Write out all the lines again, precisely as they stand, but without the images.

● ● ● ●

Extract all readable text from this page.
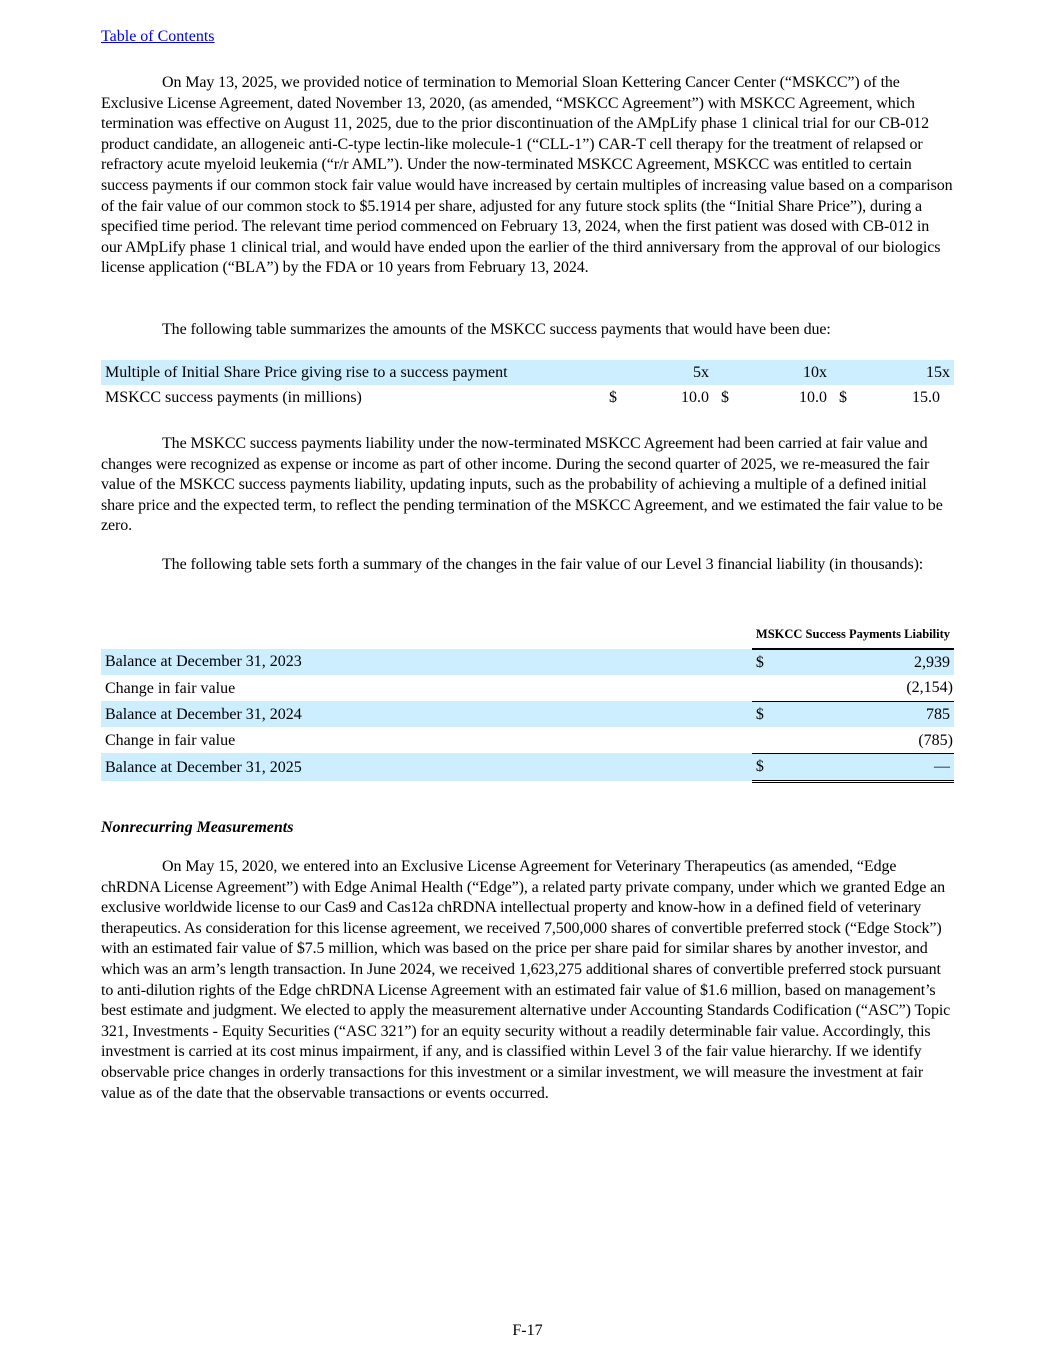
Table of Contents

On May 13, 2025, we provided notice of termination to Memorial Sloan Kettering Cancer Center (“MSKCC”) of the Exclusive License Agreement, dated November 13, 2020, (as amended, “MSKCC Agreement”) with MSKCC Agreement, which termination was effective on August 11, 2025, due to the prior discontinuation of the AMpLify phase 1 clinical trial for our CB-012 product candidate, an allogeneic anti-C-type lectin-like molecule-1 (“CLL-1”) CAR-T cell therapy for the treatment of relapsed or refractory acute myeloid leukemia (“r/r AML”). Under the now-terminated MSKCC Agreement, MSKCC was entitled to certain success payments if our common stock fair value would have increased by certain multiples of increasing value based on a comparison of the fair value of our common stock to $5.1914 per share, adjusted for any future stock splits (the “Initial Share Price”), during a specified time period. The relevant time period commenced on February 13, 2024, when the first patient was dosed with CB-012 in our AMpLify phase 1 clinical trial, and would have ended upon the earlier of the third anniversary from the approval of our biologics license application (“BLA”) by the FDA or 10 years from February 13, 2024.

The following table summarizes the amounts of the MSKCC success payments that would have been due:

Multiple of Initial Share Price giving rise to a success payment		5x		10x		15x
MSKCC success payments (in millions)	$	10.0	$	10.0	$	15.0

The MSKCC success payments liability under the now-terminated MSKCC Agreement had been carried at fair value and changes were recognized as expense or income as part of other income. During the second quarter of 2025, we re-measured the fair value of the MSKCC success payments liability, updating inputs, such as the probability of achieving a multiple of a defined initial share price and the expected term, to reflect the pending termination of the MSKCC Agreement, and we estimated the fair value to be zero.

The following table sets forth a summary of the changes in the fair value of our Level 3 financial liability (in thousands):

	MSKCC Success Payments Liability	
Balance at December 31, 2023	$	2,939
Change in fair value		(2,154)
Balance at December 31, 2024	$	785
Change in fair value		(785)
Balance at December 31, 2025	$	—
Nonrecurring Measurements

On May 15, 2020, we entered into an Exclusive License Agreement for Veterinary Therapeutics (as amended, “Edge chRDNA License Agreement”) with Edge Animal Health (“Edge”), a related party private company, under which we granted Edge an exclusive worldwide license to our Cas9 and Cas12a chRDNA intellectual property and know-how in a defined field of veterinary therapeutics. As consideration for this license agreement, we received 7,500,000 shares of convertible preferred stock (“Edge Stock”) with an estimated fair value of $7.5 million, which was based on the price per share paid for similar shares by another investor, and which was an arm’s length transaction. In June 2024, we received 1,623,275 additional shares of convertible preferred stock pursuant to anti-dilution rights of the Edge chRDNA License Agreement with an estimated fair value of $1.6 million, based on management’s best estimate and judgment. We elected to apply the measurement alternative under Accounting Standards Codification (“ASC”) Topic 321, Investments - Equity Securities (“ASC 321”) for an equity security without a readily determinable fair value. Accordingly, this investment is carried at its cost minus impairment, if any, and is classified within Level 3 of the fair value hierarchy. If we identify observable price changes in orderly transactions for this investment or a similar investment, we will measure the investment at fair value as of the date that the observable transactions or events occurred.

F-17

● ● ● ●

The answer
Extract all readable text from this page.
Table of Contents

On May 13, 2025, we provided notice of termination to Memorial Sloan Kettering Cancer Center (“MSKCC”) of the Exclusive License Agreement, dated November 13, 2020, (as amended, “MSKCC Agreement”) with MSKCC Agreement, which termination was effective on August 11, 2025, due to the prior discontinuation of the AMpLify phase 1 clinical trial for our CB-012 product candidate, an allogeneic anti-C-type lectin-like molecule-1 (“CLL-1”) CAR-T cell therapy for the treatment of relapsed or refractory acute myeloid leukemia (“r/r AML”). Under the now-terminated MSKCC Agreement, MSKCC was entitled to certain success payments if our common stock fair value would have increased by certain multiples of increasing value based on a comparison of the fair value of our common stock to $5.1914 per share, adjusted for any future stock splits (the “Initial Share Price”), during a specified time period. The relevant time period commenced on February 13, 2024, when the first patient was dosed with CB-012 in our AMpLify phase 1 clinical trial, and would have ended upon the earlier of the third anniversary from the approval of our biologics license application (“BLA”) by the FDA or 10 years from February 13, 2024.

The following table summarizes the amounts of the MSKCC success payments that would have been due:

Multiple of Initial Share Price giving rise to a success payment		5x		10x		15x
MSKCC success payments (in millions)	$	10.0	$	10.0	$	15.0

The MSKCC success payments liability under the now-terminated MSKCC Agreement had been carried at fair value and changes were recognized as expense or income as part of other income. During the second quarter of 2025, we re-measured the fair value of the MSKCC success payments liability, updating inputs, such as the probability of achieving a multiple of a defined initial share price and the expected term, to reflect the pending termination of the MSKCC Agreement, and we estimated the fair value to be zero.

The following table sets forth a summary of the changes in the fair value of our Level 3 financial liability (in thousands):

	MSKCC Success Payments Liability	
Balance at December 31, 2023	$	2,939
Change in fair value		(2,154)
Balance at December 31, 2024	$	785
Change in fair value		(785)
Balance at December 31, 2025	$	—
Nonrecurring Measurements

On May 15, 2020, we entered into an Exclusive License Agreement for Veterinary Therapeutics (as amended, “Edge chRDNA License Agreement”) with Edge Animal Health (“Edge”), a related party private company, under which we granted Edge an exclusive worldwide license to our Cas9 and Cas12a chRDNA intellectual property and know-how in a defined field of veterinary therapeutics. As consideration for this license agreement, we received 7,500,000 shares of convertible preferred stock (“Edge Stock”) with an estimated fair value of $7.5 million, which was based on the price per share paid for similar shares by another investor, and which was an arm’s length transaction. In June 2024, we received 1,623,275 additional shares of convertible preferred stock pursuant to anti-dilution rights of the Edge chRDNA License Agreement with an estimated fair value of $1.6 million, based on management’s best estimate and judgment. We elected to apply the measurement alternative under Accounting Standards Codification (“ASC”) Topic 321, Investments - Equity Securities (“ASC 321”) for an equity security without a readily determinable fair value. Accordingly, this investment is carried at its cost minus impairment, if any, and is classified within Level 3 of the fair value hierarchy. If we identify observable price changes in orderly transactions for this investment or a similar investment, we will measure the investment at fair value as of the date that the observable transactions or events occurred.

F-17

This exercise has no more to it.